-- WHAT YOU ARE ASKED TO DO --
Can you pull out each line of the data below that includes the word "государственными"?
======== THE INPUT
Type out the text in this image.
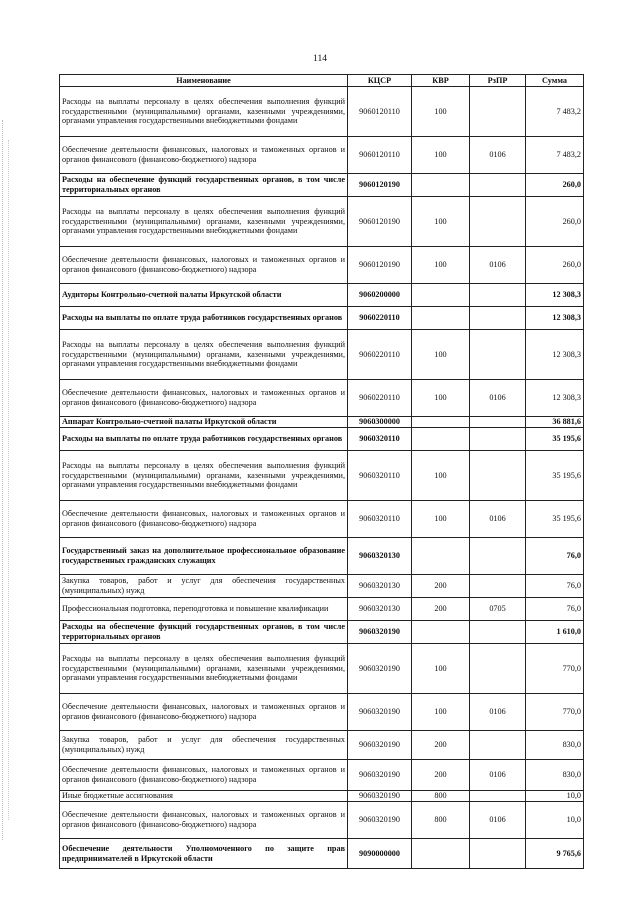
114
Наименование	КЦСР	КВР	РзПР	Сумма
Расходы на выплаты персоналу в целях обеспечения выполнения функций государственными (муниципальными) органами, казенными учреждениями, органами управления государственными внебюджетными фондами	9060120110	100		7 483,2
Обеспечение деятельности финансовых, налоговых и таможенных органов и органов финансового (финансово-бюджетного) надзора	9060120110	100	0106	7 483,2
Расходы на обеспечение функций государственных органов, в том числе территориальных органов	9060120190			260,0
Расходы на выплаты персоналу в целях обеспечения выполнения функций государственными (муниципальными) органами, казенными учреждениями, органами управления государственными внебюджетными фондами	9060120190	100		260,0
Обеспечение деятельности финансовых, налоговых и таможенных органов и органов финансового (финансово-бюджетного) надзора	9060120190	100	0106	260,0
Аудиторы Контрольно-счетной палаты Иркутской области	9060200000			12 308,3
Расходы на выплаты по оплате труда работников государственных органов	9060220110			12 308,3
Расходы на выплаты персоналу в целях обеспечения выполнения функций государственными (муниципальными) органами, казенными учреждениями, органами управления государственными внебюджетными фондами	9060220110	100		12 308,3
Обеспечение деятельности финансовых, налоговых и таможенных органов и органов финансового (финансово-бюджетного) надзора	9060220110	100	0106	12 308,3
Аппарат Контрольно-счетной палаты Иркутской области	9060300000			36 881,6
Расходы на выплаты по оплате труда работников государственных органов	9060320110			35 195,6
Расходы на выплаты персоналу в целях обеспечения выполнения функций государственными (муниципальными) органами, казенными учреждениями, органами управления государственными внебюджетными фондами	9060320110	100		35 195,6
Обеспечение деятельности финансовых, налоговых и таможенных органов и органов финансового (финансово-бюджетного) надзора	9060320110	100	0106	35 195,6
Государственный заказ на дополнительное профессиональное образование государственных гражданских служащих	9060320130			76,0
Закупка товаров, работ и услуг для обеспечения государственных (муниципальных) нужд	9060320130	200		76,0
Профессиональная подготовка, переподготовка и повышение квалификации	9060320130	200	0705	76,0
Расходы на обеспечение функций государственных органов, в том числе территориальных органов	9060320190			1 610,0
Расходы на выплаты персоналу в целях обеспечения выполнения функций государственными (муниципальными) органами, казенными учреждениями, органами управления государственными внебюджетными фондами	9060320190	100		770,0
Обеспечение деятельности финансовых, налоговых и таможенных органов и органов финансового (финансово-бюджетного) надзора	9060320190	100	0106	770,0
Закупка товаров, работ и услуг для обеспечения государственных (муниципальных) нужд	9060320190	200		830,0
Обеспечение деятельности финансовых, налоговых и таможенных органов и органов финансового (финансово-бюджетного) надзора	9060320190	200	0106	830,0
Иные бюджетные ассигнования	9060320190	800		10,0
Обеспечение деятельности финансовых, налоговых и таможенных органов и органов финансового (финансово-бюджетного) надзора	9060320190	800	0106	10,0
Обеспечение деятельности Уполномоченного по защите прав предпринимателей в Иркутской области	9090000000			9 765,6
================
-- COMPLETE OUTPUT --
Расходы на выплаты персоналу в целях обеспечения выполнения функций государственными (муниципальными) органами, казенными учреждениями, органами управления государственными внебюджетными фондами	9060120110	100		7 483,2
Расходы на выплаты персоналу в целях обеспечения выполнения функций государственными (муниципальными) органами, казенными учреждениями, органами управления государственными внебюджетными фондами	9060120190	100		260,0
Расходы на выплаты персоналу в целях обеспечения выполнения функций государственными (муниципальными) органами, казенными учреждениями, органами управления государственными внебюджетными фондами	9060220110	100		12 308,3
Расходы на выплаты персоналу в целях обеспечения выполнения функций государственными (муниципальными) органами, казенными учреждениями, органами управления государственными внебюджетными фондами	9060320110	100		35 195,6
Расходы на выплаты персоналу в целях обеспечения выполнения функций государственными (муниципальными) органами, казенными учреждениями, органами управления государственными внебюджетными фондами	9060320190	100		770,0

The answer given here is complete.